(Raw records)
------------------------------------------------------------------------

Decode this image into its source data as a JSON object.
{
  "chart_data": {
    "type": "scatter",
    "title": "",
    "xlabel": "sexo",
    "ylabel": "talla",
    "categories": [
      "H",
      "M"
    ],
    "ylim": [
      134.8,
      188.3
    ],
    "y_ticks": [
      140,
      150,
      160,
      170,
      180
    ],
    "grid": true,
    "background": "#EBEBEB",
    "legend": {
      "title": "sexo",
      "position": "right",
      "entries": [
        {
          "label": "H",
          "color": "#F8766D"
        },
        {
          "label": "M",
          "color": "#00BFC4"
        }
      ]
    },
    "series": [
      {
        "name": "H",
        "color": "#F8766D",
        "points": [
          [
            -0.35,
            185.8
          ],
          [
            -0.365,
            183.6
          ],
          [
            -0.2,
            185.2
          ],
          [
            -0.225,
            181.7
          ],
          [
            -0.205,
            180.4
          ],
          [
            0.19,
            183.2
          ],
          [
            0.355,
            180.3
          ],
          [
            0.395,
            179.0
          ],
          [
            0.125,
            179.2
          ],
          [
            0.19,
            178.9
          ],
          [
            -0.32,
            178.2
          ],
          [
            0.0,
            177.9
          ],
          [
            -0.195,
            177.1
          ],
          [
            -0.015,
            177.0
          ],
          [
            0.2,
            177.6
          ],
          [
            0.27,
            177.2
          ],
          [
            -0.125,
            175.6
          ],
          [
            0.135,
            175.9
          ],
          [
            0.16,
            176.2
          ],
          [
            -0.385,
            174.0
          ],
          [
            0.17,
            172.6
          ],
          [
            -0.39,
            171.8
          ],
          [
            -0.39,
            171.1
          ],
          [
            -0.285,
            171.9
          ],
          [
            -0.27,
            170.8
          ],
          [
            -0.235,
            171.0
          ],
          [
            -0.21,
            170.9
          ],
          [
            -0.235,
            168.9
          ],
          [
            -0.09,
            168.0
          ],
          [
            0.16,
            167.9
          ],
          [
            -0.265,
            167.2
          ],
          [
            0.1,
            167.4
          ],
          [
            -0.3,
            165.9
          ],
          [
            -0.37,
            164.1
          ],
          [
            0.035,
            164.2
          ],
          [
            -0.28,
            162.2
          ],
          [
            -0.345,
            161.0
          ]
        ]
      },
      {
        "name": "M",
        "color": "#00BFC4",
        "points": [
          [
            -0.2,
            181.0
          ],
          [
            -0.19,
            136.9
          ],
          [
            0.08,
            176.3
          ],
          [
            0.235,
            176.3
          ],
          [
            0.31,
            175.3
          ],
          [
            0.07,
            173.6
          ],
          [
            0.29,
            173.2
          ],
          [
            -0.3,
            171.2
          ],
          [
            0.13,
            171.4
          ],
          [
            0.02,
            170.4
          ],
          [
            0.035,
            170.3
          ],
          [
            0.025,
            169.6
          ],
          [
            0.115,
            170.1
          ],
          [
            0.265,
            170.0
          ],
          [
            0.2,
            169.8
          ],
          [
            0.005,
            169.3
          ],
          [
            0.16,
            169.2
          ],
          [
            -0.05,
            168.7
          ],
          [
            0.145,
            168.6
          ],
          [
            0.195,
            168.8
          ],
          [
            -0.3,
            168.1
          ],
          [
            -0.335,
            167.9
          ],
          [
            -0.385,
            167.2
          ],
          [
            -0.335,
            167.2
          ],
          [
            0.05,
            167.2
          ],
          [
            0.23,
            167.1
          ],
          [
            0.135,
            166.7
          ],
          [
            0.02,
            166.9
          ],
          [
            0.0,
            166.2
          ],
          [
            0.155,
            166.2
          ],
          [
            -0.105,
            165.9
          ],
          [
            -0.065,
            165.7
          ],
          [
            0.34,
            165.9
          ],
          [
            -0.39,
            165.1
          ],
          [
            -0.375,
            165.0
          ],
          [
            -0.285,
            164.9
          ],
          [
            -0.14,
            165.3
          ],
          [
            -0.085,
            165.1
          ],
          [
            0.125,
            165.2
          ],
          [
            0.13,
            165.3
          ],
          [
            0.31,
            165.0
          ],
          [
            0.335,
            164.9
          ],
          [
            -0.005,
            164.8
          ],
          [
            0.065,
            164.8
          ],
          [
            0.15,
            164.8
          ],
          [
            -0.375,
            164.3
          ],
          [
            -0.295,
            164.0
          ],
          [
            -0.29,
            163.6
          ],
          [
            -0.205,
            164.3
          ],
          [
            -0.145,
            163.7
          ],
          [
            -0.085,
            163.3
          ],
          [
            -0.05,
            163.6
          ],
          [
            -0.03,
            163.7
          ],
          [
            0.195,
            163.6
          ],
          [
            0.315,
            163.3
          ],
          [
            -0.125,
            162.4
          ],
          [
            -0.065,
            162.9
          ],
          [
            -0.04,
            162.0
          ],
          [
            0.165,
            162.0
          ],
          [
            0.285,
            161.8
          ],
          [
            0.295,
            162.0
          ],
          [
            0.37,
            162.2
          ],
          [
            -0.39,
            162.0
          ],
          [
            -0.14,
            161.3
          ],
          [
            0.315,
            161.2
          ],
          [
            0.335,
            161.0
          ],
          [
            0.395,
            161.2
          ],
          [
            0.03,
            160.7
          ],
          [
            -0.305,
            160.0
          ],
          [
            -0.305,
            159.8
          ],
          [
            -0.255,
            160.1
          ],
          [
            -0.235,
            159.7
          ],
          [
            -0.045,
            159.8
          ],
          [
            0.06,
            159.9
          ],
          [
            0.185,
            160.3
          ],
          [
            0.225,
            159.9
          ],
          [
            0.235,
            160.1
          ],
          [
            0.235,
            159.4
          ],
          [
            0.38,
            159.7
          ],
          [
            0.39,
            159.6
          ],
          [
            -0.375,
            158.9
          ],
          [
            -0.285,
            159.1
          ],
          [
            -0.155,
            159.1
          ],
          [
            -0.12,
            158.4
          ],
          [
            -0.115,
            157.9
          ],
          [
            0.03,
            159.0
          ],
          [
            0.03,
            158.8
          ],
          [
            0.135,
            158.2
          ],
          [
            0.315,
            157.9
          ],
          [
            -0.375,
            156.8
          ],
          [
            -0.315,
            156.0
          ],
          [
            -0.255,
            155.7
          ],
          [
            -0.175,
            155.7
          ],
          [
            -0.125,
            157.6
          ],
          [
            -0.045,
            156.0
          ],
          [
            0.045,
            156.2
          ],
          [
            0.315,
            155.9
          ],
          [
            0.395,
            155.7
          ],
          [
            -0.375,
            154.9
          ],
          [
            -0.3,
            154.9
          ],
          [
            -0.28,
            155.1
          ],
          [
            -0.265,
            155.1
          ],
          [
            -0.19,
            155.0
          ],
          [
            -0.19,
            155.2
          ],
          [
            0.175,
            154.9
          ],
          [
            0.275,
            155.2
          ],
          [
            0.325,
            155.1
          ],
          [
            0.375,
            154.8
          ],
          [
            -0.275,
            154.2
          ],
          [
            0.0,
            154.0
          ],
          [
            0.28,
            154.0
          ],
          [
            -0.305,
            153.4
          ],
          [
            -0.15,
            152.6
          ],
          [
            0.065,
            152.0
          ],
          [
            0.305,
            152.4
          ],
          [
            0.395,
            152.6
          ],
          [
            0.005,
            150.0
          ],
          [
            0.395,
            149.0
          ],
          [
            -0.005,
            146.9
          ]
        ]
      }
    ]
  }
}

------------------------------------------------------------------------

Transcribe all the entries, keeping each one exactly as it is.

Decode this image into its source data as a JSON object.
{
  "chart_data": {
    "type": "scatter",
    "title": "",
    "xlabel": "sexo",
    "ylabel": "talla",
    "categories": [
      "H",
      "M"
    ],
    "ylim": [
      134.8,
      188.3
    ],
    "y_ticks": [
      140,
      150,
      160,
      170,
      180
    ],
    "grid": true,
    "background": "#EBEBEB",
    "legend": {
      "title": "sexo",
      "position": "right",
      "entries": [
        {
          "label": "H",
          "color": "#F8766D"
        },
        {
          "label": "M",
          "color": "#00BFC4"
        }
      ]
    },
    "series": [
      {
        "name": "H",
        "color": "#F8766D",
        "points": [
          [
            -0.35,
            185.8
          ],
          [
            -0.365,
            183.6
          ],
          [
            -0.2,
            185.2
          ],
          [
            -0.225,
            181.7
          ],
          [
            -0.205,
            180.4
          ],
          [
            0.19,
            183.2
          ],
          [
            0.355,
            180.3
          ],
          [
            0.395,
            179.0
          ],
          [
            0.125,
            179.2
          ],
          [
            0.19,
            178.9
          ],
          [
            -0.32,
            178.2
          ],
          [
            0.0,
            177.9
          ],
          [
            -0.195,
            177.1
          ],
          [
            -0.015,
            177.0
          ],
          [
            0.2,
            177.6
          ],
          [
            0.27,
            177.2
          ],
          [
            -0.125,
            175.6
          ],
          [
            0.135,
            175.9
          ],
          [
            0.16,
            176.2
          ],
          [
            -0.385,
            174.0
          ],
          [
            0.17,
            172.6
          ],
          [
            -0.39,
            171.8
          ],
          [
            -0.39,
            171.1
          ],
          [
            -0.285,
            171.9
          ],
          [
            -0.27,
            170.8
          ],
          [
            -0.235,
            171.0
          ],
          [
            -0.21,
            170.9
          ],
          [
            -0.235,
            168.9
          ],
          [
            -0.09,
            168.0
          ],
          [
            0.16,
            167.9
          ],
          [
            -0.265,
            167.2
          ],
          [
            0.1,
            167.4
          ],
          [
            -0.3,
            165.9
          ],
          [
            -0.37,
            164.1
          ],
          [
            0.035,
            164.2
          ],
          [
            -0.28,
            162.2
          ],
          [
            -0.345,
            161.0
          ]
        ]
      },
      {
        "name": "M",
        "color": "#00BFC4",
        "points": [
          [
            -0.2,
            181.0
          ],
          [
            -0.19,
            136.9
          ],
          [
            0.08,
            176.3
          ],
          [
            0.235,
            176.3
          ],
          [
            0.31,
            175.3
          ],
          [
            0.07,
            173.6
          ],
          [
            0.29,
            173.2
          ],
          [
            -0.3,
            171.2
          ],
          [
            0.13,
            171.4
          ],
          [
            0.02,
            170.4
          ],
          [
            0.035,
            170.3
          ],
          [
            0.025,
            169.6
          ],
          [
            0.115,
            170.1
          ],
          [
            0.265,
            170.0
          ],
          [
            0.2,
            169.8
          ],
          [
            0.005,
            169.3
          ],
          [
            0.16,
            169.2
          ],
          [
            -0.05,
            168.7
          ],
          [
            0.145,
            168.6
          ],
          [
            0.195,
            168.8
          ],
          [
            -0.3,
            168.1
          ],
          [
            -0.335,
            167.9
          ],
          [
            -0.385,
            167.2
          ],
          [
            -0.335,
            167.2
          ],
          [
            0.05,
            167.2
          ],
          [
            0.23,
            167.1
          ],
          [
            0.135,
            166.7
          ],
          [
            0.02,
            166.9
          ],
          [
            0.0,
            166.2
          ],
          [
            0.155,
            166.2
          ],
          [
            -0.105,
            165.9
          ],
          [
            -0.065,
            165.7
          ],
          [
            0.34,
            165.9
          ],
          [
            -0.39,
            165.1
          ],
          [
            -0.375,
            165.0
          ],
          [
            -0.285,
            164.9
          ],
          [
            -0.14,
            165.3
          ],
          [
            -0.085,
            165.1
          ],
          [
            0.125,
            165.2
          ],
          [
            0.13,
            165.3
          ],
          [
            0.31,
            165.0
          ],
          [
            0.335,
            164.9
          ],
          [
            -0.005,
            164.8
          ],
          [
            0.065,
            164.8
          ],
          [
            0.15,
            164.8
          ],
          [
            -0.375,
            164.3
          ],
          [
            -0.295,
            164.0
          ],
          [
            -0.29,
            163.6
          ],
          [
            -0.205,
            164.3
          ],
          [
            -0.145,
            163.7
          ],
          [
            -0.085,
            163.3
          ],
          [
            -0.05,
            163.6
          ],
          [
            -0.03,
            163.7
          ],
          [
            0.195,
            163.6
          ],
          [
            0.315,
            163.3
          ],
          [
            -0.125,
            162.4
          ],
          [
            -0.065,
            162.9
          ],
          [
            -0.04,
            162.0
          ],
          [
            0.165,
            162.0
          ],
          [
            0.285,
            161.8
          ],
          [
            0.295,
            162.0
          ],
          [
            0.37,
            162.2
          ],
          [
            -0.39,
            162.0
          ],
          [
            -0.14,
            161.3
          ],
          [
            0.315,
            161.2
          ],
          [
            0.335,
            161.0
          ],
          [
            0.395,
            161.2
          ],
          [
            0.03,
            160.7
          ],
          [
            -0.305,
            160.0
          ],
          [
            -0.305,
            159.8
          ],
          [
            -0.255,
            160.1
          ],
          [
            -0.235,
            159.7
          ],
          [
            -0.045,
            159.8
          ],
          [
            0.06,
            159.9
          ],
          [
            0.185,
            160.3
          ],
          [
            0.225,
            159.9
          ],
          [
            0.235,
            160.1
          ],
          [
            0.235,
            159.4
          ],
          [
            0.38,
            159.7
          ],
          [
            0.39,
            159.6
          ],
          [
            -0.375,
            158.9
          ],
          [
            -0.285,
            159.1
          ],
          [
            -0.155,
            159.1
          ],
          [
            -0.12,
            158.4
          ],
          [
            -0.115,
            157.9
          ],
          [
            0.03,
            159.0
          ],
          [
            0.03,
            158.8
          ],
          [
            0.135,
            158.2
          ],
          [
            0.315,
            157.9
          ],
          [
            -0.375,
            156.8
          ],
          [
            -0.315,
            156.0
          ],
          [
            -0.255,
            155.7
          ],
          [
            -0.175,
            155.7
          ],
          [
            -0.125,
            157.6
          ],
          [
            -0.045,
            156.0
          ],
          [
            0.045,
            156.2
          ],
          [
            0.315,
            155.9
          ],
          [
            0.395,
            155.7
          ],
          [
            -0.375,
            154.9
          ],
          [
            -0.3,
            154.9
          ],
          [
            -0.28,
            155.1
          ],
          [
            -0.265,
            155.1
          ],
          [
            -0.19,
            155.0
          ],
          [
            -0.19,
            155.2
          ],
          [
            0.175,
            154.9
          ],
          [
            0.275,
            155.2
          ],
          [
            0.325,
            155.1
          ],
          [
            0.375,
            154.8
          ],
          [
            -0.275,
            154.2
          ],
          [
            0.0,
            154.0
          ],
          [
            0.28,
            154.0
          ],
          [
            -0.305,
            153.4
          ],
          [
            -0.15,
            152.6
          ],
          [
            0.065,
            152.0
          ],
          [
            0.305,
            152.4
          ],
          [
            0.395,
            152.6
          ],
          [
            0.005,
            150.0
          ],
          [
            0.395,
            149.0
          ],
          [
            -0.005,
            146.9
          ]
        ]
      }
    ]
  }
}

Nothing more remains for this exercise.